Stated task - Give the listing again in full, exactly as written.

Input data -
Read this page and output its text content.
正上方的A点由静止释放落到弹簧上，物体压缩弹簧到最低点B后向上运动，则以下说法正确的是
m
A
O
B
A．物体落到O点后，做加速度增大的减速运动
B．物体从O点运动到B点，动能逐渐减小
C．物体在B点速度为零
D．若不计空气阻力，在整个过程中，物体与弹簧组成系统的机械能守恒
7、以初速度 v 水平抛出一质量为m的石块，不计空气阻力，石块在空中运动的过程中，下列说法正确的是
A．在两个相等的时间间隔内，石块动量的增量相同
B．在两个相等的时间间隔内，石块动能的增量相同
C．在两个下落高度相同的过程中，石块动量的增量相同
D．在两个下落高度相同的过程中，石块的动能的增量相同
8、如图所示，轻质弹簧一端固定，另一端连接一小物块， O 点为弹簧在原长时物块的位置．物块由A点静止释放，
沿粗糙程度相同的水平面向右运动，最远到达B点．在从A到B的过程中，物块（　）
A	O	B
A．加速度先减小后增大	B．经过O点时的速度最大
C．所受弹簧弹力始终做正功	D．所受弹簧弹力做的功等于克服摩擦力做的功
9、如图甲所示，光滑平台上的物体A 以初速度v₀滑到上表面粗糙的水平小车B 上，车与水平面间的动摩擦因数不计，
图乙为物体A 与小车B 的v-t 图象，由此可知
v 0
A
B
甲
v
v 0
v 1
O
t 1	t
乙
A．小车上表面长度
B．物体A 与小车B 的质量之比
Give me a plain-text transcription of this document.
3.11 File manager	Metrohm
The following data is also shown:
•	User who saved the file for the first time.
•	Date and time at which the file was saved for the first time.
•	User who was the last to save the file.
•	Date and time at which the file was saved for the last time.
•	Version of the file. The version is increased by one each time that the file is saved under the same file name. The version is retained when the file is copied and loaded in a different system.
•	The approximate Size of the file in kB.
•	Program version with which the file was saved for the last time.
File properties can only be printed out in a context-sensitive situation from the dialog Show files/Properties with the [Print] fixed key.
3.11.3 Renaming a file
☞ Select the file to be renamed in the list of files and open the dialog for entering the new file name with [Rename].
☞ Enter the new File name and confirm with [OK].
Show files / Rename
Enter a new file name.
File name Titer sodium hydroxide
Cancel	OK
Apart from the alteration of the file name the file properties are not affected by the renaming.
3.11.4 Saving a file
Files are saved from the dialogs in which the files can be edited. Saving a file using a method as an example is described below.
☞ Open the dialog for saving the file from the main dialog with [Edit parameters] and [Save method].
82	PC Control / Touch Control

Right answer -
Read this page and output its text content.
正上方的A点由静止释放落到弹簧上，物体压缩弹簧到最低点B后向上运动，则以下说法正确的是
m
A
O
B
A．物体落到O点后，做加速度增大的减速运动
B．物体从O点运动到B点，动能逐渐减小
C．物体在B点速度为零
D．若不计空气阻力，在整个过程中，物体与弹簧组成系统的机械能守恒
7、以初速度 v 水平抛出一质量为m的石块，不计空气阻力，石块在空中运动的过程中，下列说法正确的是
A．在两个相等的时间间隔内，石块动量的增量相同
B．在两个相等的时间间隔内，石块动能的增量相同
C．在两个下落高度相同的过程中，石块动量的增量相同
D．在两个下落高度相同的过程中，石块的动能的增量相同
8、如图所示，轻质弹簧一端固定，另一端连接一小物块， O 点为弹簧在原长时物块的位置．物块由A点静止释放，
沿粗糙程度相同的水平面向右运动，最远到达B点．在从A到B的过程中，物块（　）
A	O	B
A．加速度先减小后增大	B．经过O点时的速度最大
C．所受弹簧弹力始终做正功	D．所受弹簧弹力做的功等于克服摩擦力做的功
9、如图甲所示，光滑平台上的物体A 以初速度v₀滑到上表面粗糙的水平小车B 上，车与水平面间的动摩擦因数不计，
图乙为物体A 与小车B 的v-t 图象，由此可知
v 0
A
B
甲
v
v 0
v 1
O
t 1	t
乙
A．小车上表面长度
B．物体A 与小车B 的质量之比
Give me a plain-text transcription of this document.
3.11 File manager	Metrohm
The following data is also shown:
•	User who saved the file for the first time.
•	Date and time at which the file was saved for the first time.
•	User who was the last to save the file.
•	Date and time at which the file was saved for the last time.
•	Version of the file. The version is increased by one each time that the file is saved under the same file name. The version is retained when the file is copied and loaded in a different system.
•	The approximate Size of the file in kB.
•	Program version with which the file was saved for the last time.
File properties can only be printed out in a context-sensitive situation from the dialog Show files/Properties with the [Print] fixed key.
3.11.3 Renaming a file
☞ Select the file to be renamed in the list of files and open the dialog for entering the new file name with [Rename].
☞ Enter the new File name and confirm with [OK].
Show files / Rename
Enter a new file name.
File name Titer sodium hydroxide
Cancel	OK
Apart from the alteration of the file name the file properties are not affected by the renaming.
3.11.4 Saving a file
Files are saved from the dialogs in which the files can be edited. Saving a file using a method as an example is described below.
☞ Open the dialog for saving the file from the main dialog with [Edit parameters] and [Save method].
82	PC Control / Touch Control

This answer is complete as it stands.